Listed records >>
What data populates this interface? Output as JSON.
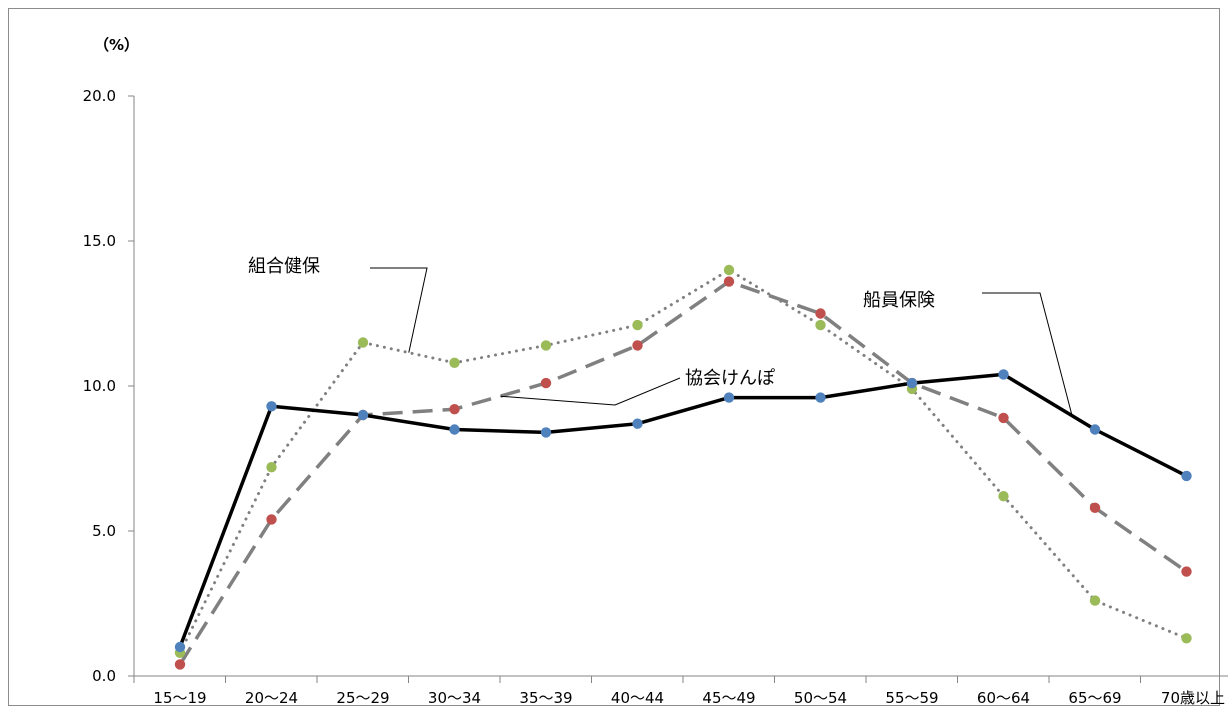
{
  "chart_data": {
    "type": "line",
    "title": "",
    "xlabel": "",
    "ylabel": "",
    "unit_label": "（%）",
    "categories": [
      "15〜19",
      "20〜24",
      "25〜29",
      "30〜34",
      "35〜39",
      "40〜44",
      "45〜49",
      "50〜54",
      "55〜59",
      "60〜64",
      "65〜69",
      "70歳以上"
    ],
    "ylim": [
      0,
      20
    ],
    "y_ticks": [
      "0.0",
      "5.0",
      "10.0",
      "15.0",
      "20.0"
    ],
    "grid": false,
    "legend": "none (inline callout labels)",
    "series": [
      {
        "name": "船員保険",
        "line_style": "solid",
        "line_color": "#000000",
        "marker_color": "#4F81BD",
        "values": [
          1.0,
          9.3,
          9.0,
          8.5,
          8.4,
          8.7,
          9.6,
          9.6,
          10.1,
          10.4,
          8.5,
          6.9
        ]
      },
      {
        "name": "協会けんぽ",
        "line_style": "dashed",
        "line_color": "#808080",
        "marker_color": "#C0504D",
        "values": [
          0.4,
          5.4,
          9.0,
          9.2,
          10.1,
          11.4,
          13.6,
          12.5,
          10.1,
          8.9,
          5.8,
          3.6
        ]
      },
      {
        "name": "組合健保",
        "line_style": "dotted",
        "line_color": "#808080",
        "marker_color": "#9BBB59",
        "values": [
          0.8,
          7.2,
          11.5,
          10.8,
          11.4,
          12.1,
          14.0,
          12.1,
          9.9,
          6.2,
          2.6,
          1.3
        ]
      }
    ],
    "annotations": [
      {
        "series": "組合健保",
        "text": "組合健保",
        "category_index": 2.5
      },
      {
        "series": "協会けんぽ",
        "text": "協会けんぽ",
        "category_index": 3.5
      },
      {
        "series": "船員保険",
        "text": "船員保険",
        "category_index": 9.75
      }
    ]
  }
}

Problem details >> Drop the images and quote the entries word for word.

Correct answer >>
What data populates this interface? Output as JSON.
{
  "chart_data": {
    "type": "line",
    "title": "",
    "xlabel": "",
    "ylabel": "",
    "unit_label": "（%）",
    "categories": [
      "15〜19",
      "20〜24",
      "25〜29",
      "30〜34",
      "35〜39",
      "40〜44",
      "45〜49",
      "50〜54",
      "55〜59",
      "60〜64",
      "65〜69",
      "70歳以上"
    ],
    "ylim": [
      0,
      20
    ],
    "y_ticks": [
      "0.0",
      "5.0",
      "10.0",
      "15.0",
      "20.0"
    ],
    "grid": false,
    "legend": "none (inline callout labels)",
    "series": [
      {
        "name": "船員保険",
        "line_style": "solid",
        "line_color": "#000000",
        "marker_color": "#4F81BD",
        "values": [
          1.0,
          9.3,
          9.0,
          8.5,
          8.4,
          8.7,
          9.6,
          9.6,
          10.1,
          10.4,
          8.5,
          6.9
        ]
      },
      {
        "name": "協会けんぽ",
        "line_style": "dashed",
        "line_color": "#808080",
        "marker_color": "#C0504D",
        "values": [
          0.4,
          5.4,
          9.0,
          9.2,
          10.1,
          11.4,
          13.6,
          12.5,
          10.1,
          8.9,
          5.8,
          3.6
        ]
      },
      {
        "name": "組合健保",
        "line_style": "dotted",
        "line_color": "#808080",
        "marker_color": "#9BBB59",
        "values": [
          0.8,
          7.2,
          11.5,
          10.8,
          11.4,
          12.1,
          14.0,
          12.1,
          9.9,
          6.2,
          2.6,
          1.3
        ]
      }
    ],
    "annotations": [
      {
        "series": "組合健保",
        "text": "組合健保",
        "category_index": 2.5
      },
      {
        "series": "協会けんぽ",
        "text": "協会けんぽ",
        "category_index": 3.5
      },
      {
        "series": "船員保険",
        "text": "船員保険",
        "category_index": 9.75
      }
    ]
  }
}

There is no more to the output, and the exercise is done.